[Saved data entries]

=-=-=-=-=

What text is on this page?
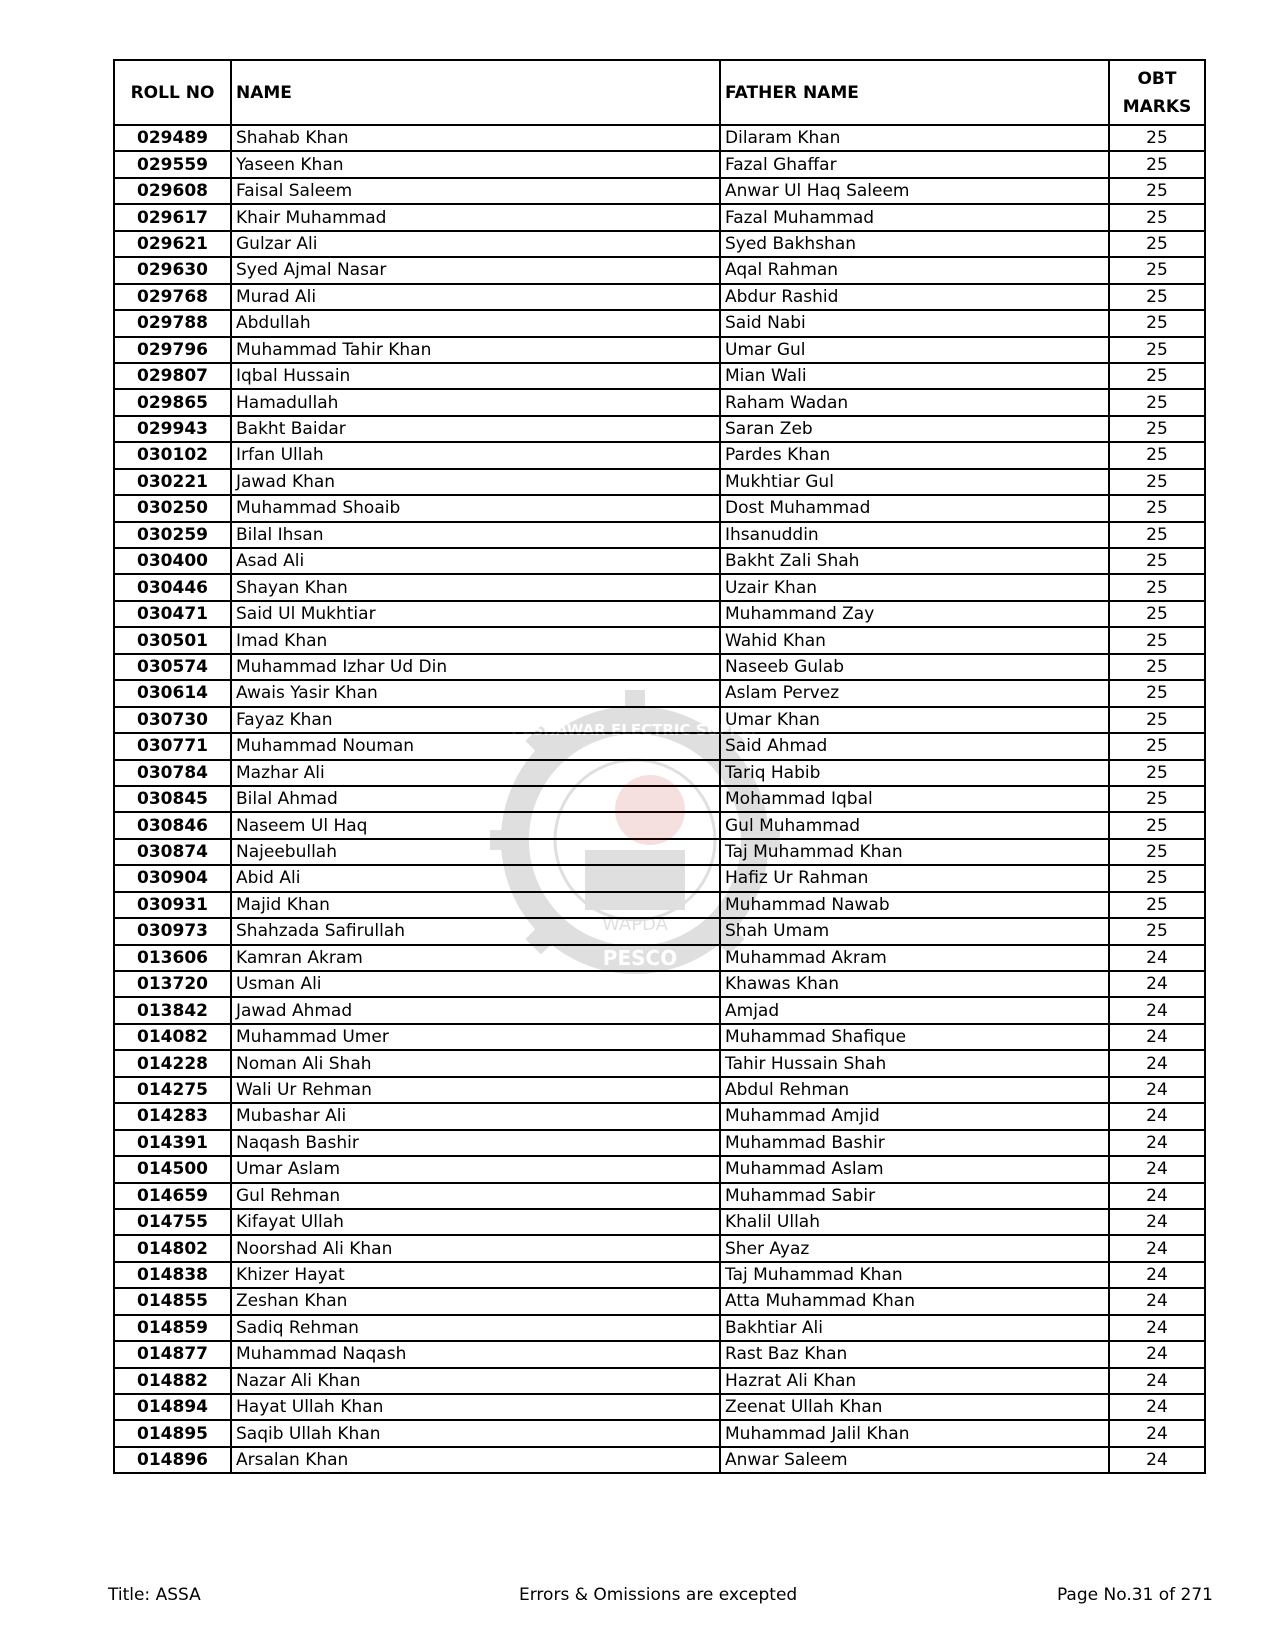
ROLL NO	NAME	FATHER NAME	OBT
MARKS

029489	Shahab Khan	Dilaram Khan	25
029559	Yaseen Khan	Fazal Ghaffar	25
029608	Faisal Saleem	Anwar Ul Haq Saleem	25
029617	Khair Muhammad	Fazal Muhammad	25
029621	Gulzar Ali	Syed Bakhshan	25
029630	Syed Ajmal Nasar	Aqal Rahman	25
029768	Murad Ali	Abdur Rashid	25
029788	Abdullah	Said Nabi	25
029796	Muhammad Tahir Khan	Umar Gul	25
029807	Iqbal Hussain	Mian Wali	25
029865	Hamadullah	Raham Wadan	25
029943	Bakht Baidar	Saran Zeb	25
030102	Irfan Ullah	Pardes Khan	25
030221	Jawad Khan	Mukhtiar Gul	25
030250	Muhammad Shoaib	Dost Muhammad	25
030259	Bilal Ihsan	Ihsanuddin	25
030400	Asad Ali	Bakht Zali Shah	25
030446	Shayan Khan	Uzair Khan	25
030471	Said Ul Mukhtiar	Muhammand Zay	25
030501	Imad Khan	Wahid Khan	25
030574	Muhammad Izhar Ud Din	Naseeb Gulab	25
030614	Awais Yasir Khan	Aslam Pervez	25
030730	Fayaz Khan	Umar Khan	25
030771	Muhammad Nouman	Said Ahmad	25
030784	Mazhar Ali	Tariq Habib	25
030845	Bilal Ahmad	Mohammad Iqbal	25
030846	Naseem Ul Haq	Gul Muhammad	25
030874	Najeebullah	Taj Muhammad Khan	25
030904	Abid Ali	Hafiz Ur Rahman	25
030931	Majid Khan	Muhammad Nawab	25
030973	Shahzada Safirullah	Shah Umam	25
013606	Kamran Akram	Muhammad Akram	24
013720	Usman Ali	Khawas Khan	24
013842	Jawad Ahmad	Amjad	24
014082	Muhammad Umer	Muhammad Shafique	24
014228	Noman Ali Shah	Tahir Hussain Shah	24
014275	Wali Ur Rehman	Abdul Rehman	24
014283	Mubashar Ali	Muhammad Amjid	24
014391	Naqash Bashir	Muhammad Bashir	24
014500	Umar Aslam	Muhammad Aslam	24
014659	Gul Rehman	Muhammad Sabir	24
014755	Kifayat Ullah	Khalil Ullah	24
014802	Noorshad Ali Khan	Sher Ayaz	24
014838	Khizer Hayat	Taj Muhammad Khan	24
014855	Zeshan Khan	Atta Muhammad Khan	24
014859	Sadiq Rehman	Bakhtiar Ali	24
014877	Muhammad Naqash	Rast Baz Khan	24
014882	Nazar Ali Khan	Hazrat Ali Khan	24
014894	Hayat Ullah Khan	Zeenat Ullah Khan	24
014895	Saqib Ullah Khan	Muhammad Jalil Khan	24
014896	Arsalan Khan	Anwar Saleem	24
WAPDA
PESCO
PESHAWAR ELECTRIC SUPPLY
Title: ASSA	Errors & Omissions are excepted	Page No.31 of 271
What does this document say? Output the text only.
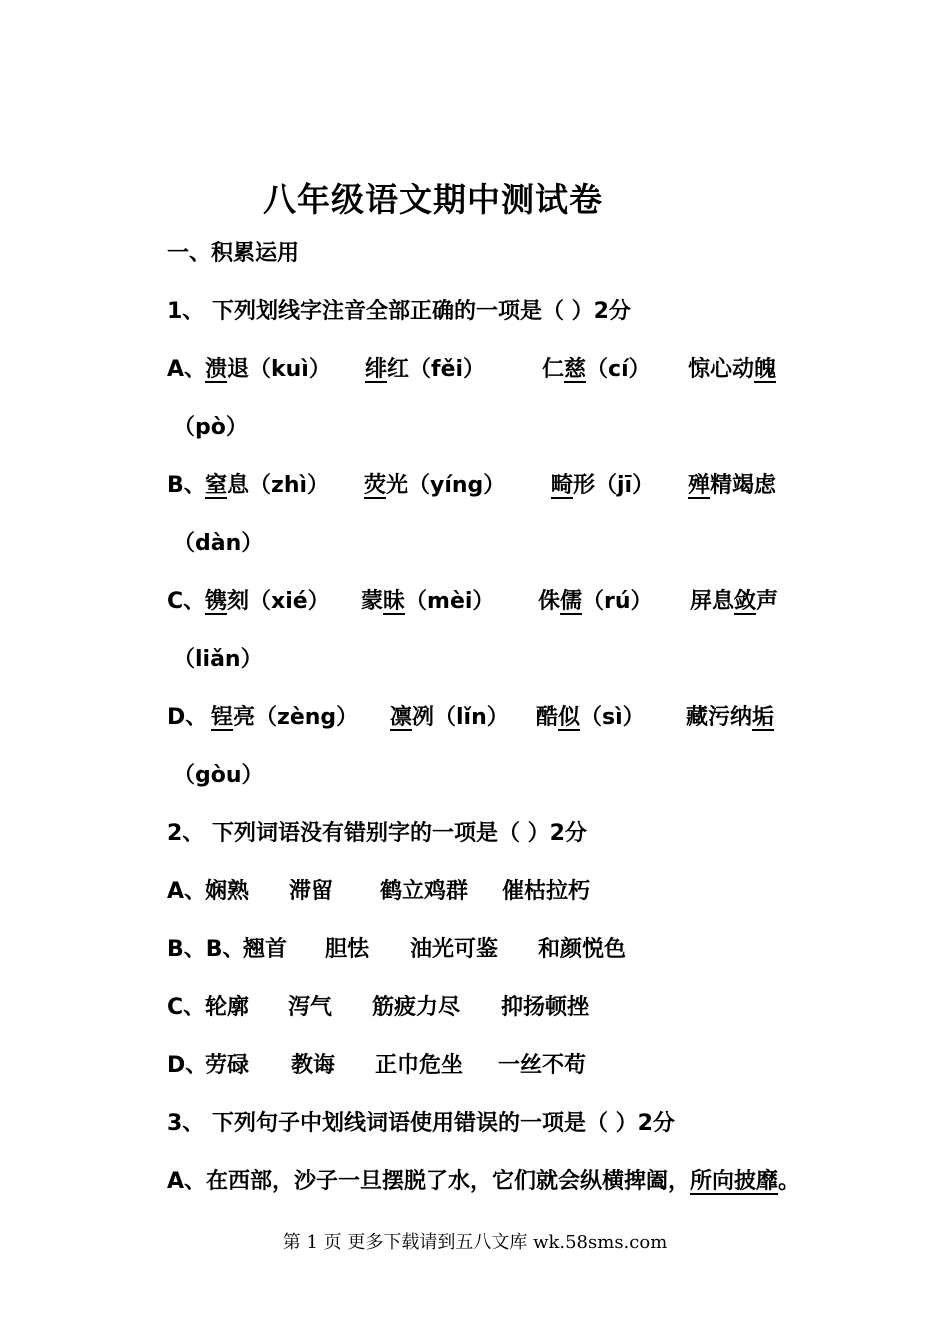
八年级语文期中测试卷
一、积累运用
1、 下列划线字注音全部正确的一项是（ ）2分
A、
溃退（kuì） 绯红（fěi）	仁慈（cí） 惊心动魄
（pò）
B、 窒息（zhì） 荧光（yíng） 畸形（jī） 殚精竭虑
（dàn）
C、 镌刻（xié） 蒙昧（mèi） 侏儒（rú） 屏息敛声
（liǎn）
D、 锃亮（zèng） 凛冽（lǐn） 酷似（sì） 藏污纳垢
（gòu）
2、 下列词语没有错别字的一项是（ ）2分
A、
娴熟 滞留 鹤立鸡群 催枯拉朽
B、B、
翘首 胆怯 油光可鉴 和颜悦色
C、 轮廓 泻气 筋疲力尽 抑扬顿挫
D、
劳碌 教诲 正巾危坐 一丝不苟
3、 下列句子中划线词语使用错误的一项是（ ）2分
A、在西部，沙子一旦摆脱了水，它们就会纵横捭阖，所向披靡。
第 1 页 更多下载请到五八文库 wk.58sms.com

=-=-=-=-=

Set problem: Starting at the line that holds "What does this", copy each line exactly through the end of the listing, both ends included. Leave the pictures out.

Task solution:
What does this document say? Output the text only.
八年级语文期中测试卷
一、积累运用
1、 下列划线字注音全部正确的一项是（ ）2分
A、
溃退（kuì） 绯红（fěi）	仁慈（cí） 惊心动魄
（pò）
B、 窒息（zhì） 荧光（yíng） 畸形（jī） 殚精竭虑
（dàn）
C、 镌刻（xié） 蒙昧（mèi） 侏儒（rú） 屏息敛声
（liǎn）
D、 锃亮（zèng） 凛冽（lǐn） 酷似（sì） 藏污纳垢
（gòu）
2、 下列词语没有错别字的一项是（ ）2分
A、
娴熟 滞留 鹤立鸡群 催枯拉朽
B、B、
翘首 胆怯 油光可鉴 和颜悦色
C、 轮廓 泻气 筋疲力尽 抑扬顿挫
D、
劳碌 教诲 正巾危坐 一丝不苟
3、 下列句子中划线词语使用错误的一项是（ ）2分
A、在西部，沙子一旦摆脱了水，它们就会纵横捭阖，所向披靡。
第 1 页 更多下载请到五八文库 wk.58sms.com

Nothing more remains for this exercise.